====== Task input

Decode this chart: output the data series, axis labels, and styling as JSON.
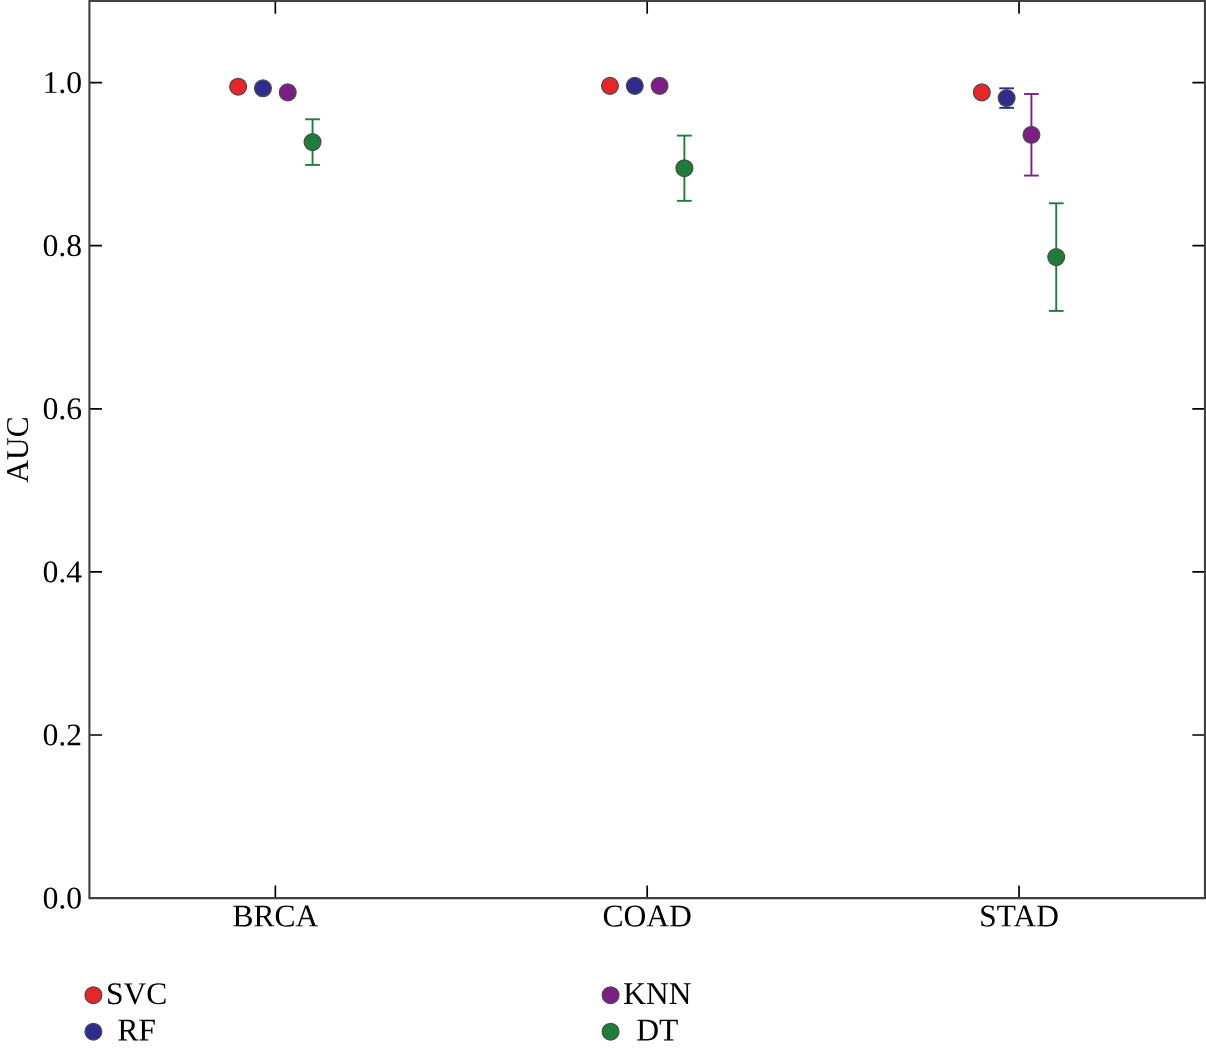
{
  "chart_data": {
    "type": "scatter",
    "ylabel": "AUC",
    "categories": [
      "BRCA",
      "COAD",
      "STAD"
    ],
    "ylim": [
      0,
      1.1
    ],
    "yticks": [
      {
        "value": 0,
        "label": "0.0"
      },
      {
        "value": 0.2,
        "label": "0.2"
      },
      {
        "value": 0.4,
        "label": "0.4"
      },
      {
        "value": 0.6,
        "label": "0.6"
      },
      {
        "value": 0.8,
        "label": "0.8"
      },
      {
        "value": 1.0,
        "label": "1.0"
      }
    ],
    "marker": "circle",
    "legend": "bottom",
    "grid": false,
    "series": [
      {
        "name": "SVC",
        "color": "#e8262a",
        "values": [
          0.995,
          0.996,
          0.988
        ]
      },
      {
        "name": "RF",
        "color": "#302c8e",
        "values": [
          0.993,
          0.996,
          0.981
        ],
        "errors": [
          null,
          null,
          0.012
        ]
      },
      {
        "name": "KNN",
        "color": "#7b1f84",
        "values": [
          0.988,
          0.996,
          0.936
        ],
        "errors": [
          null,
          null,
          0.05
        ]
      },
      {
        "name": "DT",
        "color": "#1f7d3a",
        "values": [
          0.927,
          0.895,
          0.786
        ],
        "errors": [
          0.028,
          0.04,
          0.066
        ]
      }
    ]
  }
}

============
====== Task input

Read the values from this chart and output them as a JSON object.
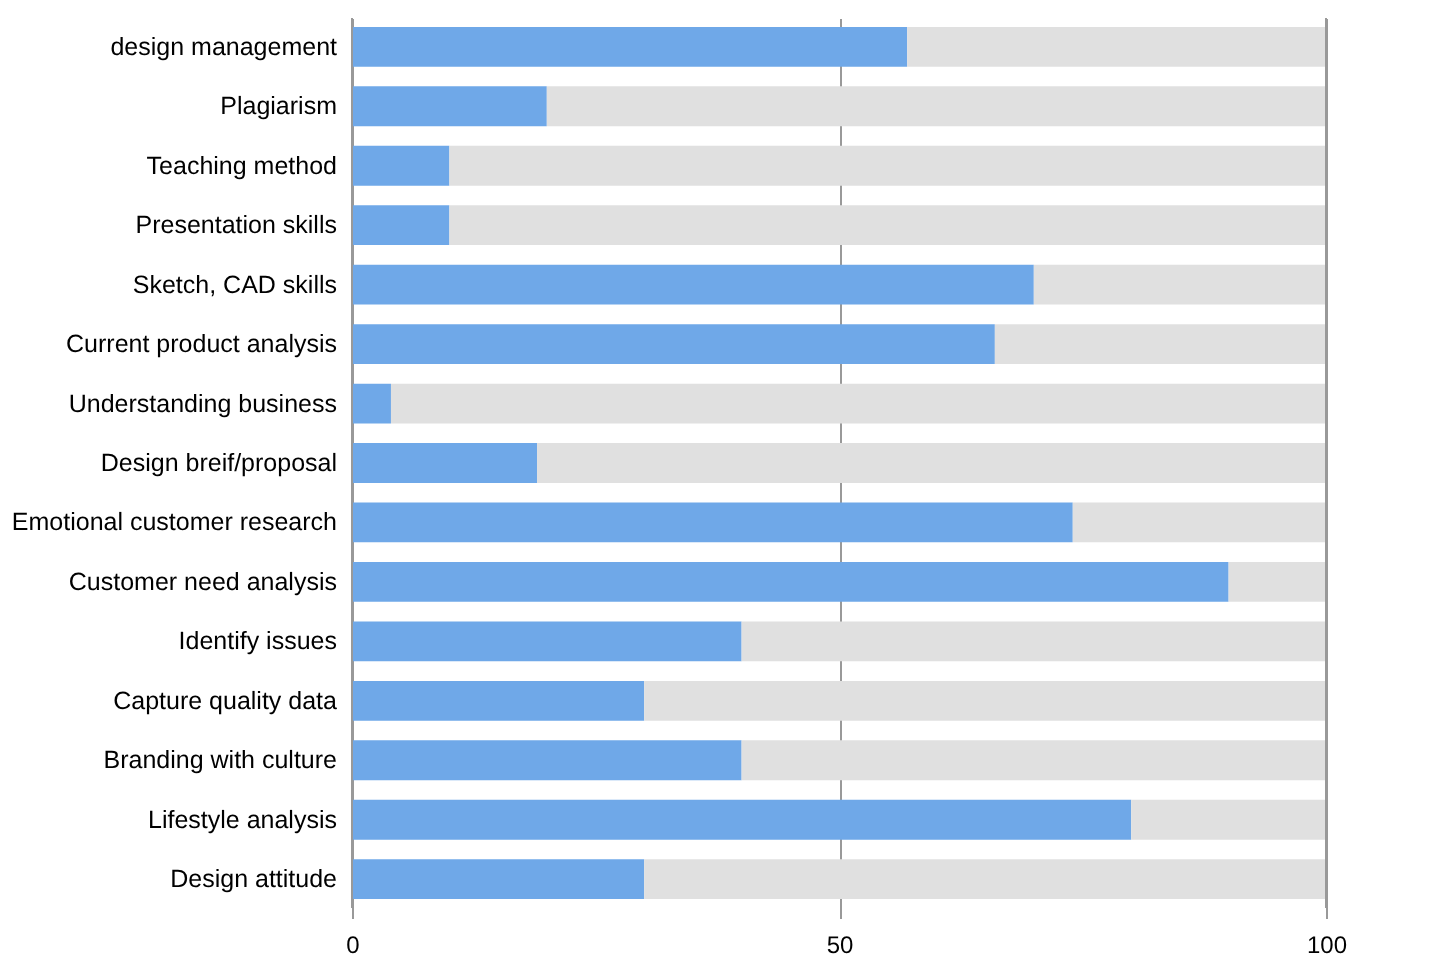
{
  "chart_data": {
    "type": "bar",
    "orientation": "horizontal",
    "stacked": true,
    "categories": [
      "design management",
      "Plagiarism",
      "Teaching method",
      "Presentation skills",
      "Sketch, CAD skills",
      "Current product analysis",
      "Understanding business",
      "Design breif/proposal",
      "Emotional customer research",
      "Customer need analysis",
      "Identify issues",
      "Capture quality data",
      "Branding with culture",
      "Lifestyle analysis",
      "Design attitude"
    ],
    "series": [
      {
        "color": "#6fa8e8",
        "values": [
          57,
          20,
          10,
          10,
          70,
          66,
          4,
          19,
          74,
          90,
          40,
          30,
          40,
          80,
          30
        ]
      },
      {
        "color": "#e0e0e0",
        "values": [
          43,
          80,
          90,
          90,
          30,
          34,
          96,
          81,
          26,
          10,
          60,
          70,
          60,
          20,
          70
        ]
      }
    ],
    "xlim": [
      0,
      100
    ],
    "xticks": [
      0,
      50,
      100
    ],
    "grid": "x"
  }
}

============
====== Task input

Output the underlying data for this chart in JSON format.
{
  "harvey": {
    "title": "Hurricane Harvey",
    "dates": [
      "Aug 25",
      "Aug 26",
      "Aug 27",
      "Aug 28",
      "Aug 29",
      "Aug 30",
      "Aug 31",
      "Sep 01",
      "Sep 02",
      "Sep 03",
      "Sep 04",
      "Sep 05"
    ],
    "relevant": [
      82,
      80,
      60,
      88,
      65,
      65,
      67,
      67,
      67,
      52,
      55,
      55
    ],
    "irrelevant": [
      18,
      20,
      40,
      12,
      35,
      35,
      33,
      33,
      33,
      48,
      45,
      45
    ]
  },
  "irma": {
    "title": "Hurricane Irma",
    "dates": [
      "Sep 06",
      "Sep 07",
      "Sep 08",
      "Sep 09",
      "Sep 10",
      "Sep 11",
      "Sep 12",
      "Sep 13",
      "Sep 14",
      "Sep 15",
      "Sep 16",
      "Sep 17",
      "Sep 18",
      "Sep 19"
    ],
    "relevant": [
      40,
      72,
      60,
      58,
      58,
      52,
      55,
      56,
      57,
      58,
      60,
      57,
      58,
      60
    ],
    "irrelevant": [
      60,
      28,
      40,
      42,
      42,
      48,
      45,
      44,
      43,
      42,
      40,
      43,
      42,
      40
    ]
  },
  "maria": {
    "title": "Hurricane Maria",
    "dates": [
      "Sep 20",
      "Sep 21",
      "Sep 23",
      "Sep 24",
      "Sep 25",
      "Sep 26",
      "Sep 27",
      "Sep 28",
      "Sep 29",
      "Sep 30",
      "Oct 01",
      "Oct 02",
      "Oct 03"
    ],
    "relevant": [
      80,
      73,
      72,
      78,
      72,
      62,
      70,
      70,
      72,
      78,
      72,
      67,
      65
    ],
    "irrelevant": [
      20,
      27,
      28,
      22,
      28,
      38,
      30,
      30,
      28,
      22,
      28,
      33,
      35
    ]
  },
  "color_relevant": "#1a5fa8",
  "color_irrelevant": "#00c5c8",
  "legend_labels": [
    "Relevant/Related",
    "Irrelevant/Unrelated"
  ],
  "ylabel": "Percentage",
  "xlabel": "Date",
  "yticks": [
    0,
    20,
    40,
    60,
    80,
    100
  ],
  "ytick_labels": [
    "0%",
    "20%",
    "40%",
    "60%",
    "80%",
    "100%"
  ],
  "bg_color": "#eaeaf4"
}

============

What you have to do: Pull out all lines from the entries above that include the word "this".

Task answer:
Decode this chart: output the data series, axis labels, and styling as JSON.
Read the values from this chart and output them as a JSON object.
Output the underlying data for this chart in JSON format.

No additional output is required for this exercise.